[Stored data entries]
───

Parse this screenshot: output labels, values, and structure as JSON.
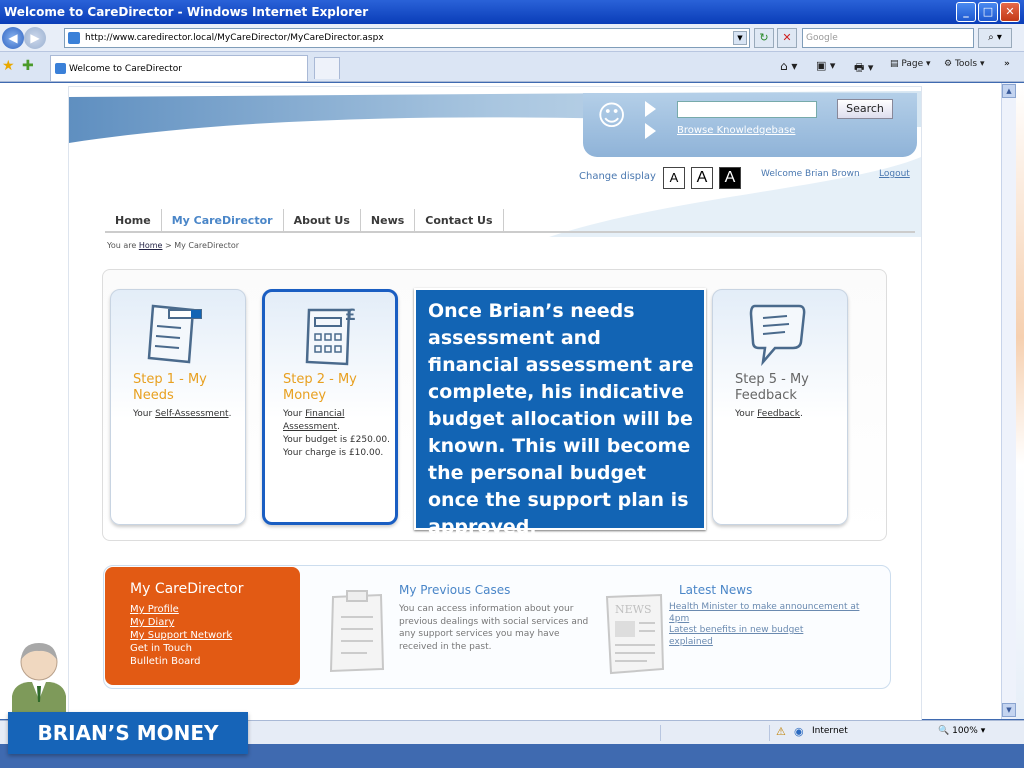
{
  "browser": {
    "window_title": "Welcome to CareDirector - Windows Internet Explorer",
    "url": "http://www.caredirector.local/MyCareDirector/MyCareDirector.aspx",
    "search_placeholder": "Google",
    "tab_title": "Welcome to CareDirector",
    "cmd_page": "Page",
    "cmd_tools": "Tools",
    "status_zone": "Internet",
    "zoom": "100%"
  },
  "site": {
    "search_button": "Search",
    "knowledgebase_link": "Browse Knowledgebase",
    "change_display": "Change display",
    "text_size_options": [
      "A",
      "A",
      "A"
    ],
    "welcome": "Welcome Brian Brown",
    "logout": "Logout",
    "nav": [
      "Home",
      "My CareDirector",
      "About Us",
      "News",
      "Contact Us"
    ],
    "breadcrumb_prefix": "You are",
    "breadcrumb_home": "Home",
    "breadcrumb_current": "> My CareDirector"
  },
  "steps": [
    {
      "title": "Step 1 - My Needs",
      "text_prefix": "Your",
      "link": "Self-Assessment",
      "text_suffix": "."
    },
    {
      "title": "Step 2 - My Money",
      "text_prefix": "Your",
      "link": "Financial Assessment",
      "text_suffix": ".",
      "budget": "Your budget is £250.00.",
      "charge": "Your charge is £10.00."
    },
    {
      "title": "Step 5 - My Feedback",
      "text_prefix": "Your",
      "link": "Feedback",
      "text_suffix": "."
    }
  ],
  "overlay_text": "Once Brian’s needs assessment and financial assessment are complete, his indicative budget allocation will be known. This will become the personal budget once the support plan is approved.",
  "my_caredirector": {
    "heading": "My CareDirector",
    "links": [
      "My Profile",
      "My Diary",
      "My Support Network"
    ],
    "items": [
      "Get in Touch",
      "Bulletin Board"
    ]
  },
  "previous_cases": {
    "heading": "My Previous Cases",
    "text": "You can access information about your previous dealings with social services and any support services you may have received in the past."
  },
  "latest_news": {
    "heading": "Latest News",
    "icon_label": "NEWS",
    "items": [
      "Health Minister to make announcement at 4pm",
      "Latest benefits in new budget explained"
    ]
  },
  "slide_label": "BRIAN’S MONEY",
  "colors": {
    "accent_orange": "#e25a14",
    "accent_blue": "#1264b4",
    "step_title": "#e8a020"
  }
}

───

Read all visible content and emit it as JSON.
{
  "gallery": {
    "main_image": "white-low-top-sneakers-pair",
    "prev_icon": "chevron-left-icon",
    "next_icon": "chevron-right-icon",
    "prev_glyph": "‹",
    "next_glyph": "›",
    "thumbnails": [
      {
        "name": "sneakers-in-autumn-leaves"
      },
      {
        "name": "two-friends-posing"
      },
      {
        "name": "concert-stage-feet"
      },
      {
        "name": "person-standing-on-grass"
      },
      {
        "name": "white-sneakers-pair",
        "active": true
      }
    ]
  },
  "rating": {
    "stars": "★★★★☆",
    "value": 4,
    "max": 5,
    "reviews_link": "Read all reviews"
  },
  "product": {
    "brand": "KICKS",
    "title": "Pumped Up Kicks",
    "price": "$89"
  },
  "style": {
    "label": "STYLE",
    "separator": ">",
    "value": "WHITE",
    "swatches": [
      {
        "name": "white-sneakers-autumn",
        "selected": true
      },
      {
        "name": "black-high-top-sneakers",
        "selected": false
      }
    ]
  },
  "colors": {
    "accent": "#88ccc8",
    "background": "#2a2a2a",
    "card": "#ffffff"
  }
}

───

Objective: Every line that holds the string "autumn" should be returned.

The output:
        "name": "sneakers-in-autumn-leaves"
        "name": "white-sneakers-autumn",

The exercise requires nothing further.